■ Your instructions
Transcribe all of the material exactly. Any picture in it should be left out.

----

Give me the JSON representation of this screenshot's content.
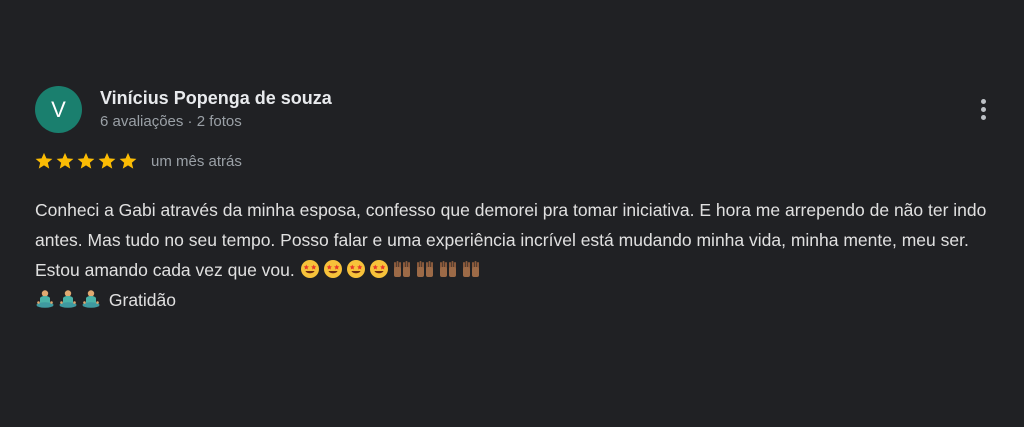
{
  "review": {
    "avatar_letter": "V",
    "author": "Vinícius Popenga de souza",
    "author_meta": "6 avaliações · 2 fotos",
    "rating": 5,
    "rating_max": 5,
    "time_ago": "um mês atrás",
    "text": "Conheci a Gabi através da minha esposa, confesso que demorei pra tomar iniciativa. E hora me arrependo de não ter indo antes. Mas tudo no seu tempo. Posso falar e uma experiência incrível está mudando minha vida, minha mente, meu ser. Estou amando cada vez que vou.",
    "closing_word": "Gratidão"
  },
  "emojis": {
    "star_struck": "star-struck-face-icon",
    "raising_hands": "raising-hands-icon",
    "meditation": "person-meditating-icon"
  },
  "colors": {
    "background": "#202124",
    "avatar": "#1a7f6e",
    "star": "#fbbc04",
    "name": "#e8eaed",
    "secondary_text": "#9aa0a6",
    "body_text": "#e0e0e0"
  }
}
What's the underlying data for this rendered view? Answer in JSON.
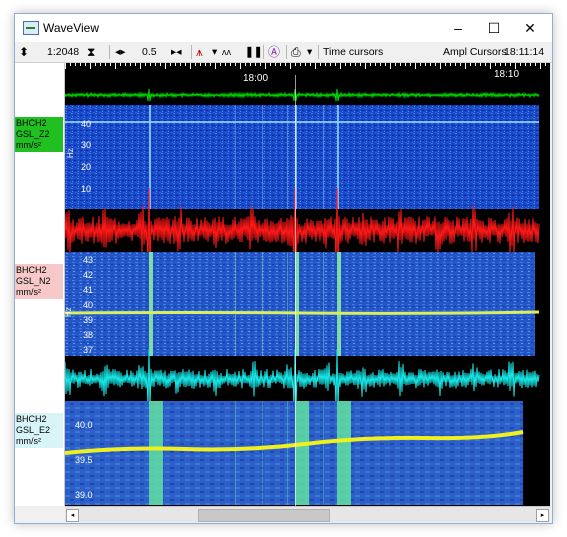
{
  "window": {
    "title": "WaveView",
    "minimize_glyph": "–",
    "maximize_glyph": "☐",
    "close_glyph": "✕"
  },
  "toolbar": {
    "zoom_icon": "⬍",
    "zoom_value": "1:2048",
    "hourglass_icon": "⧗",
    "hspread_icon": "◂▸",
    "time_scale": "0.5",
    "hshrink_icon": "▸◂",
    "filter_icon": "⩚",
    "dropdown_glyph": "▾",
    "wave_icon": "ʌʌ",
    "pause_icon": "❚❚",
    "spectro_icon": "Ⓐ",
    "print_icon": "⎙",
    "time_cursors_label": "Time cursors",
    "ampl_cursors_label": "Ampl Cursors",
    "clock": "18:11:14"
  },
  "time_axis": {
    "tick_18_00": "18:00",
    "tick_18_10": "18:10"
  },
  "channels": [
    {
      "line1": "BHCH2",
      "line2": "GSL_Z2",
      "unit": "mm/s²",
      "bg": "#20c020",
      "wave_color": "#00e000",
      "freq_ticks": [
        "40",
        "30",
        "20",
        "10"
      ],
      "freq_unit": "Hz"
    },
    {
      "line1": "BHCH2",
      "line2": "GSL_N2",
      "unit": "mm/s²",
      "bg": "#f7c8c8",
      "wave_color": "#ff1818",
      "freq_ticks": [
        "43",
        "42",
        "41",
        "40",
        "39",
        "38",
        "37"
      ],
      "freq_unit": "Hz"
    },
    {
      "line1": "BHCH2",
      "line2": "GSL_E2",
      "unit": "mm/s²",
      "bg": "#d8f4f8",
      "wave_color": "#18e8e8",
      "freq_ticks": [
        "40.0",
        "39.5",
        "39.0"
      ],
      "freq_unit": "Hz"
    }
  ],
  "scroll": {
    "left_glyph": "◂",
    "right_glyph": "▸"
  }
}
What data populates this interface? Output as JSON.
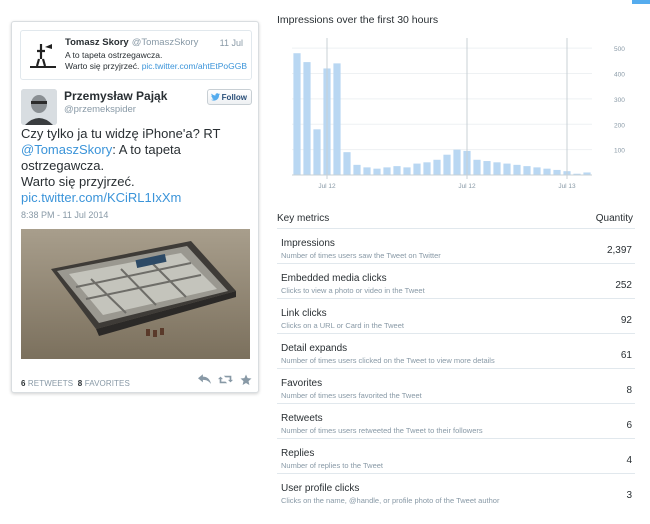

----

■ Result
Give me the JSON representation of this screenshot's content.
{
  "review": {
    "avatar_letter": "V",
    "author": "Vinícius Popenga de souza",
    "author_meta": "6 avaliações · 2 fotos",
    "rating": 5,
    "rating_max": 5,
    "time_ago": "um mês atrás",
    "text": "Conheci a Gabi através da minha esposa, confesso que demorei pra tomar iniciativa. E hora me arrependo de não ter indo antes. Mas tudo no seu tempo. Posso falar e uma experiência incrível está mudando minha vida, minha mente, meu ser. Estou amando cada vez que vou.",
    "closing_word": "Gratidão"
  },
  "emojis": {
    "star_struck": "star-struck-face-icon",
    "raising_hands": "raising-hands-icon",
    "meditation": "person-meditating-icon"
  },
  "colors": {
    "background": "#202124",
    "avatar": "#1a7f6e",
    "star": "#fbbc04",
    "name": "#e8eaed",
    "secondary_text": "#9aa0a6",
    "body_text": "#e0e0e0"
  }
}
What's the underlying data for this rendered view? Answer in JSON.
{
  "window": {
    "title": "WaveView",
    "minimize_glyph": "–",
    "maximize_glyph": "☐",
    "close_glyph": "✕"
  },
  "toolbar": {
    "zoom_icon": "⬍",
    "zoom_value": "1:2048",
    "hourglass_icon": "⧗",
    "hspread_icon": "◂▸",
    "time_scale": "0.5",
    "hshrink_icon": "▸◂",
    "filter_icon": "⩚",
    "dropdown_glyph": "▾",
    "wave_icon": "ʌʌ",
    "pause_icon": "❚❚",
    "spectro_icon": "Ⓐ",
    "print_icon": "⎙",
    "time_cursors_label": "Time cursors",
    "ampl_cursors_label": "Ampl Cursors",
    "clock": "18:11:14"
  },
  "time_axis": {
    "tick_18_00": "18:00",
    "tick_18_10": "18:10"
  },
  "channels": [
    {
      "line1": "BHCH2",
      "line2": "GSL_Z2",
      "unit": "mm/s²",
      "bg": "#20c020",
      "wave_color": "#00e000",
      "freq_ticks": [
        "40",
        "30",
        "20",
        "10"
      ],
      "freq_unit": "Hz"
    },
    {
      "line1": "BHCH2",
      "line2": "GSL_N2",
      "unit": "mm/s²",
      "bg": "#f7c8c8",
      "wave_color": "#ff1818",
      "freq_ticks": [
        "43",
        "42",
        "41",
        "40",
        "39",
        "38",
        "37"
      ],
      "freq_unit": "Hz"
    },
    {
      "line1": "BHCH2",
      "line2": "GSL_E2",
      "unit": "mm/s²",
      "bg": "#d8f4f8",
      "wave_color": "#18e8e8",
      "freq_ticks": [
        "40.0",
        "39.5",
        "39.0"
      ],
      "freq_unit": "Hz"
    }
  ],
  "scroll": {
    "left_glyph": "◂",
    "right_glyph": "▸"
  }
}
What data populates this interface? Output as JSON.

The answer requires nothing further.